---- Supplied data

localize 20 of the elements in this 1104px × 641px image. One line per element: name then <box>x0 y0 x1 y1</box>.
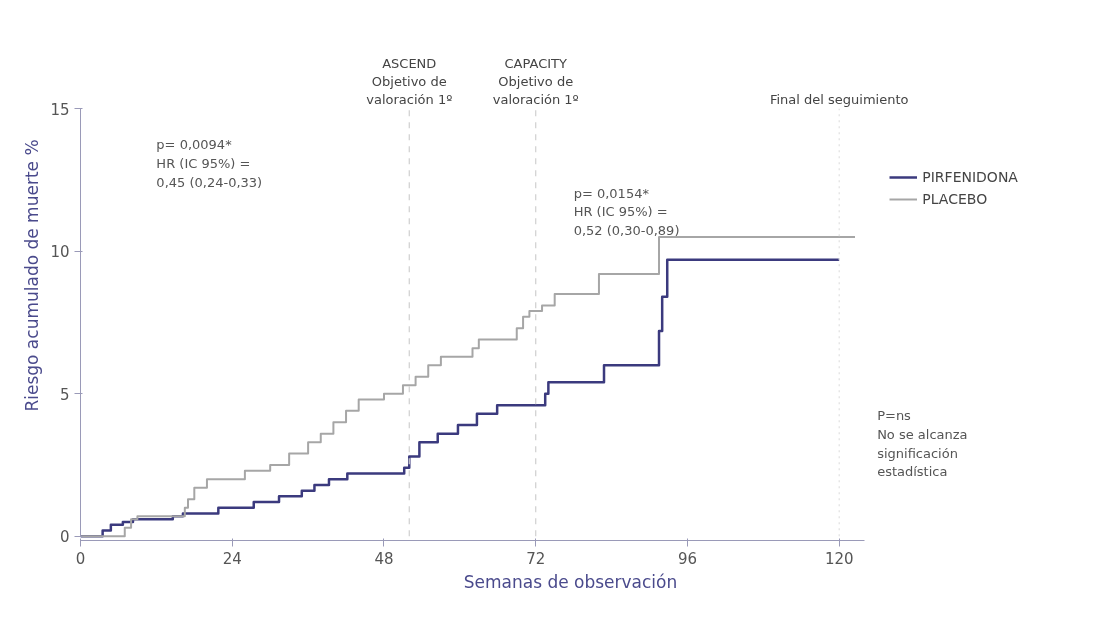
y-tick-label: 0 <box>59 528 70 547</box>
text: P=ns No se alcanza significación estadística <box>877 408 968 480</box>
y-tick-label: 5 <box>59 385 70 404</box>
annotation: p= 0,0154* HR (IC 95%) = 0,52 (0,30-0,89) <box>573 185 680 239</box>
annotation: p= 0,0094* HR (IC 95%) = 0,45 (0,24-0,33) <box>156 137 263 190</box>
y-axis-title: Riesgo acumulado de muerte % <box>22 139 43 412</box>
x-tick-label: 72 <box>526 549 546 568</box>
x-tick-label: 48 <box>374 549 394 568</box>
x-tick-label: 0 <box>75 549 86 568</box>
x-tick-label: 24 <box>222 549 242 568</box>
ref-line-label: Final del seguimiento <box>769 91 909 107</box>
legend-label: PLACEBO <box>922 190 988 207</box>
x-tick-label: 96 <box>677 549 698 568</box>
x-axis-title: Semanas de observación <box>463 571 678 592</box>
ref-line-label: CAPACITY Objetivo de valoración 1º <box>492 55 579 107</box>
y-tick-label: 15 <box>50 100 70 119</box>
ref-line-label: ASCEND Objetivo de valoración 1º <box>366 55 453 107</box>
legend-label: PIRFENIDONA <box>922 168 1018 185</box>
y-tick-label: 10 <box>50 243 70 262</box>
x-tick-label: 120 <box>824 549 854 568</box>
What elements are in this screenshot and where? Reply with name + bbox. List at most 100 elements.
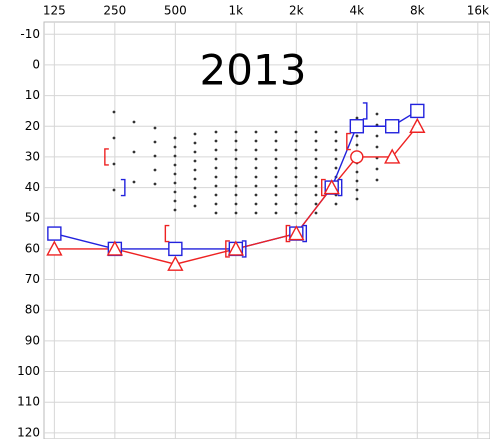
speech-dot: [334, 202, 338, 206]
speech-dot: [153, 182, 157, 186]
speech-dot: [173, 190, 177, 194]
triangle-marker: [323, 179, 340, 195]
speech-dot: [334, 130, 338, 134]
speech-dot: [274, 148, 278, 152]
speech-dot: [294, 166, 298, 170]
speech-dot: [234, 175, 238, 179]
speech-dot: [234, 193, 238, 197]
speech-dot: [355, 116, 359, 120]
speech-dot: [314, 184, 318, 188]
square-marker: [47, 226, 62, 241]
speech-dot: [214, 202, 218, 206]
bracket-marker: [120, 178, 126, 197]
speech-dot: [274, 157, 278, 161]
speech-dot: [294, 193, 298, 197]
speech-dot: [234, 202, 238, 206]
speech-dot: [314, 175, 318, 179]
speech-dot: [314, 130, 318, 134]
speech-dot: [112, 136, 116, 140]
speech-dot: [234, 157, 238, 161]
bracket-marker: [104, 148, 109, 166]
speech-dot: [132, 150, 136, 154]
speech-dot: [274, 139, 278, 143]
y-tick-label: 50: [25, 211, 40, 225]
speech-dot: [173, 208, 177, 212]
triangle-marker: [409, 117, 426, 133]
speech-dot: [375, 178, 379, 182]
speech-dot: [254, 130, 258, 134]
x-tick-label: 8k: [410, 4, 425, 18]
triangle-marker: [167, 255, 184, 271]
speech-dot: [153, 168, 157, 172]
speech-dot: [375, 167, 379, 171]
y-tick-label: 100: [17, 364, 40, 378]
speech-dot: [214, 184, 218, 188]
speech-dot: [355, 188, 359, 192]
speech-dot: [314, 202, 318, 206]
speech-dot: [153, 154, 157, 158]
speech-dot: [375, 145, 379, 149]
chart-title: 2013: [200, 46, 307, 95]
speech-dot: [193, 177, 197, 181]
speech-dot: [214, 139, 218, 143]
speech-dot: [214, 175, 218, 179]
x-tick-label: 125: [43, 4, 66, 18]
y-tick-label: 110: [17, 395, 40, 409]
speech-dot: [153, 126, 157, 130]
bracket-marker: [362, 102, 368, 120]
speech-dot: [274, 202, 278, 206]
speech-dot: [234, 166, 238, 170]
bracket-marker: [225, 240, 230, 258]
square-marker: [385, 119, 400, 134]
speech-dot: [274, 211, 278, 215]
speech-dot: [173, 136, 177, 140]
speech-dot: [173, 199, 177, 203]
speech-dot: [132, 120, 136, 124]
triangle-marker: [106, 240, 124, 256]
speech-dot: [334, 139, 338, 143]
speech-dot: [193, 186, 197, 190]
bracket-marker: [241, 240, 247, 258]
x-tick-label: 2k: [289, 4, 304, 18]
circle-marker: [350, 150, 364, 164]
speech-dot: [294, 211, 298, 215]
speech-dot: [173, 181, 177, 185]
speech-dot: [234, 211, 238, 215]
speech-dot: [355, 134, 359, 138]
speech-dot: [274, 193, 278, 197]
speech-dot: [334, 166, 338, 170]
speech-dot: [193, 195, 197, 199]
speech-dot: [254, 148, 258, 152]
speech-dot: [214, 130, 218, 134]
speech-dot: [314, 166, 318, 170]
speech-dot: [214, 148, 218, 152]
y-tick-label: 70: [25, 272, 40, 286]
speech-dot: [193, 150, 197, 154]
bracket-marker: [337, 178, 343, 197]
y-tick-label: 30: [25, 149, 40, 163]
speech-dot: [153, 140, 157, 144]
triangle-marker: [384, 148, 401, 164]
x-tick-label: 4k: [350, 4, 365, 18]
speech-dot: [375, 112, 379, 116]
speech-dot: [294, 184, 298, 188]
speech-dot: [355, 143, 359, 147]
y-tick-label: 80: [25, 303, 40, 317]
bracket-marker: [321, 178, 326, 197]
speech-dot: [254, 157, 258, 161]
bracket-marker: [346, 132, 351, 151]
speech-dot: [355, 170, 359, 174]
speech-dot: [173, 145, 177, 149]
speech-dot: [294, 139, 298, 143]
speech-dot: [314, 211, 318, 215]
speech-dot: [214, 193, 218, 197]
speech-dot: [274, 184, 278, 188]
x-tick-label: 1k: [229, 4, 244, 18]
speech-dot: [314, 157, 318, 161]
speech-dot: [214, 166, 218, 170]
speech-dot: [254, 175, 258, 179]
x-tick-label: 500: [164, 4, 187, 18]
speech-dot: [234, 148, 238, 152]
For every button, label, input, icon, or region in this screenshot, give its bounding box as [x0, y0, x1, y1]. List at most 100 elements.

--------

> [What is expected]: Update all the items above by changing every "bracket-marker" to "error-bar" and leaving everything else as it is. Omit the pictures from your answer.

> [Task result]:
localize 20 of the elements in this 1104px × 641px image. One line per element: name then <box>x0 y0 x1 y1</box>.
y-tick-label: 0 <box>59 528 70 547</box>
text: P=ns No se alcanza significación estadística <box>877 408 968 480</box>
y-tick-label: 5 <box>59 385 70 404</box>
annotation: p= 0,0154* HR (IC 95%) = 0,52 (0,30-0,89) <box>573 185 680 239</box>
annotation: p= 0,0094* HR (IC 95%) = 0,45 (0,24-0,33) <box>156 137 263 190</box>
y-axis-title: Riesgo acumulado de muerte % <box>22 139 43 412</box>
x-tick-label: 72 <box>526 549 546 568</box>
x-tick-label: 48 <box>374 549 394 568</box>
x-tick-label: 0 <box>75 549 86 568</box>
x-tick-label: 24 <box>222 549 242 568</box>
ref-line-label: Final del seguimiento <box>769 91 909 107</box>
legend-label: PLACEBO <box>922 190 988 207</box>
x-tick-label: 96 <box>677 549 698 568</box>
x-axis-title: Semanas de observación <box>463 571 678 592</box>
ref-line-label: CAPACITY Objetivo de valoración 1º <box>492 55 579 107</box>
y-tick-label: 15 <box>50 100 70 119</box>
ref-line-label: ASCEND Objetivo de valoración 1º <box>366 55 453 107</box>
legend-label: PIRFENIDONA <box>922 168 1018 185</box>
y-tick-label: 10 <box>50 243 70 262</box>
x-tick-label: 120 <box>824 549 854 568</box>
What elements are in this screenshot and where? Reply with name + bbox. List at most 100 elements.
speech-dot: [334, 202, 338, 206]
speech-dot: [153, 182, 157, 186]
speech-dot: [173, 190, 177, 194]
triangle-marker: [323, 179, 340, 195]
speech-dot: [334, 130, 338, 134]
speech-dot: [274, 148, 278, 152]
speech-dot: [294, 166, 298, 170]
speech-dot: [234, 175, 238, 179]
speech-dot: [234, 193, 238, 197]
speech-dot: [355, 116, 359, 120]
speech-dot: [314, 184, 318, 188]
square-marker: [47, 226, 62, 241]
speech-dot: [214, 202, 218, 206]
error-bar: [120, 178, 126, 197]
speech-dot: [274, 157, 278, 161]
speech-dot: [294, 193, 298, 197]
speech-dot: [234, 202, 238, 206]
speech-dot: [314, 175, 318, 179]
speech-dot: [314, 130, 318, 134]
speech-dot: [112, 136, 116, 140]
speech-dot: [234, 157, 238, 161]
error-bar: [104, 148, 109, 166]
speech-dot: [132, 150, 136, 154]
speech-dot: [274, 139, 278, 143]
y-tick-label: 50: [25, 211, 40, 225]
speech-dot: [173, 208, 177, 212]
triangle-marker: [409, 117, 426, 133]
speech-dot: [375, 178, 379, 182]
speech-dot: [254, 130, 258, 134]
x-tick-label: 8k: [410, 4, 425, 18]
triangle-marker: [167, 255, 184, 271]
speech-dot: [153, 168, 157, 172]
speech-dot: [375, 167, 379, 171]
y-tick-label: 100: [17, 364, 40, 378]
speech-dot: [214, 184, 218, 188]
speech-dot: [355, 188, 359, 192]
speech-dot: [314, 202, 318, 206]
speech-dot: [153, 154, 157, 158]
speech-dot: [375, 145, 379, 149]
chart-title: 2013: [200, 46, 307, 95]
speech-dot: [193, 177, 197, 181]
speech-dot: [214, 139, 218, 143]
speech-dot: [214, 175, 218, 179]
x-tick-label: 125: [43, 4, 66, 18]
y-tick-label: 110: [17, 395, 40, 409]
speech-dot: [153, 126, 157, 130]
error-bar: [362, 102, 368, 120]
speech-dot: [274, 202, 278, 206]
speech-dot: [234, 166, 238, 170]
error-bar: [225, 240, 230, 258]
square-marker: [385, 119, 400, 134]
speech-dot: [274, 211, 278, 215]
speech-dot: [173, 136, 177, 140]
speech-dot: [173, 199, 177, 203]
speech-dot: [132, 120, 136, 124]
triangle-marker: [106, 240, 124, 256]
speech-dot: [334, 139, 338, 143]
speech-dot: [193, 186, 197, 190]
error-bar: [241, 240, 247, 258]
x-tick-label: 2k: [289, 4, 304, 18]
circle-marker: [350, 150, 364, 164]
speech-dot: [294, 211, 298, 215]
speech-dot: [173, 181, 177, 185]
speech-dot: [234, 211, 238, 215]
speech-dot: [355, 134, 359, 138]
speech-dot: [274, 193, 278, 197]
speech-dot: [334, 166, 338, 170]
speech-dot: [193, 195, 197, 199]
speech-dot: [254, 148, 258, 152]
speech-dot: [214, 130, 218, 134]
speech-dot: [314, 166, 318, 170]
speech-dot: [214, 148, 218, 152]
y-tick-label: 70: [25, 272, 40, 286]
speech-dot: [193, 150, 197, 154]
error-bar: [337, 178, 343, 197]
y-tick-label: 30: [25, 149, 40, 163]
speech-dot: [153, 140, 157, 144]
triangle-marker: [384, 148, 401, 164]
x-tick-label: 4k: [350, 4, 365, 18]
speech-dot: [375, 112, 379, 116]
speech-dot: [294, 184, 298, 188]
speech-dot: [355, 143, 359, 147]
y-tick-label: 80: [25, 303, 40, 317]
error-bar: [321, 178, 326, 197]
speech-dot: [254, 157, 258, 161]
error-bar: [346, 132, 351, 151]
speech-dot: [355, 170, 359, 174]
speech-dot: [173, 145, 177, 149]
speech-dot: [294, 139, 298, 143]
speech-dot: [314, 211, 318, 215]
speech-dot: [214, 193, 218, 197]
speech-dot: [274, 184, 278, 188]
x-tick-label: 1k: [229, 4, 244, 18]
speech-dot: [314, 157, 318, 161]
speech-dot: [214, 166, 218, 170]
speech-dot: [254, 175, 258, 179]
x-tick-label: 500: [164, 4, 187, 18]
speech-dot: [234, 148, 238, 152]
For every button, label, input, icon, or region in this screenshot, give its bounding box as [x0, y0, x1, y1]. List at most 100 elements.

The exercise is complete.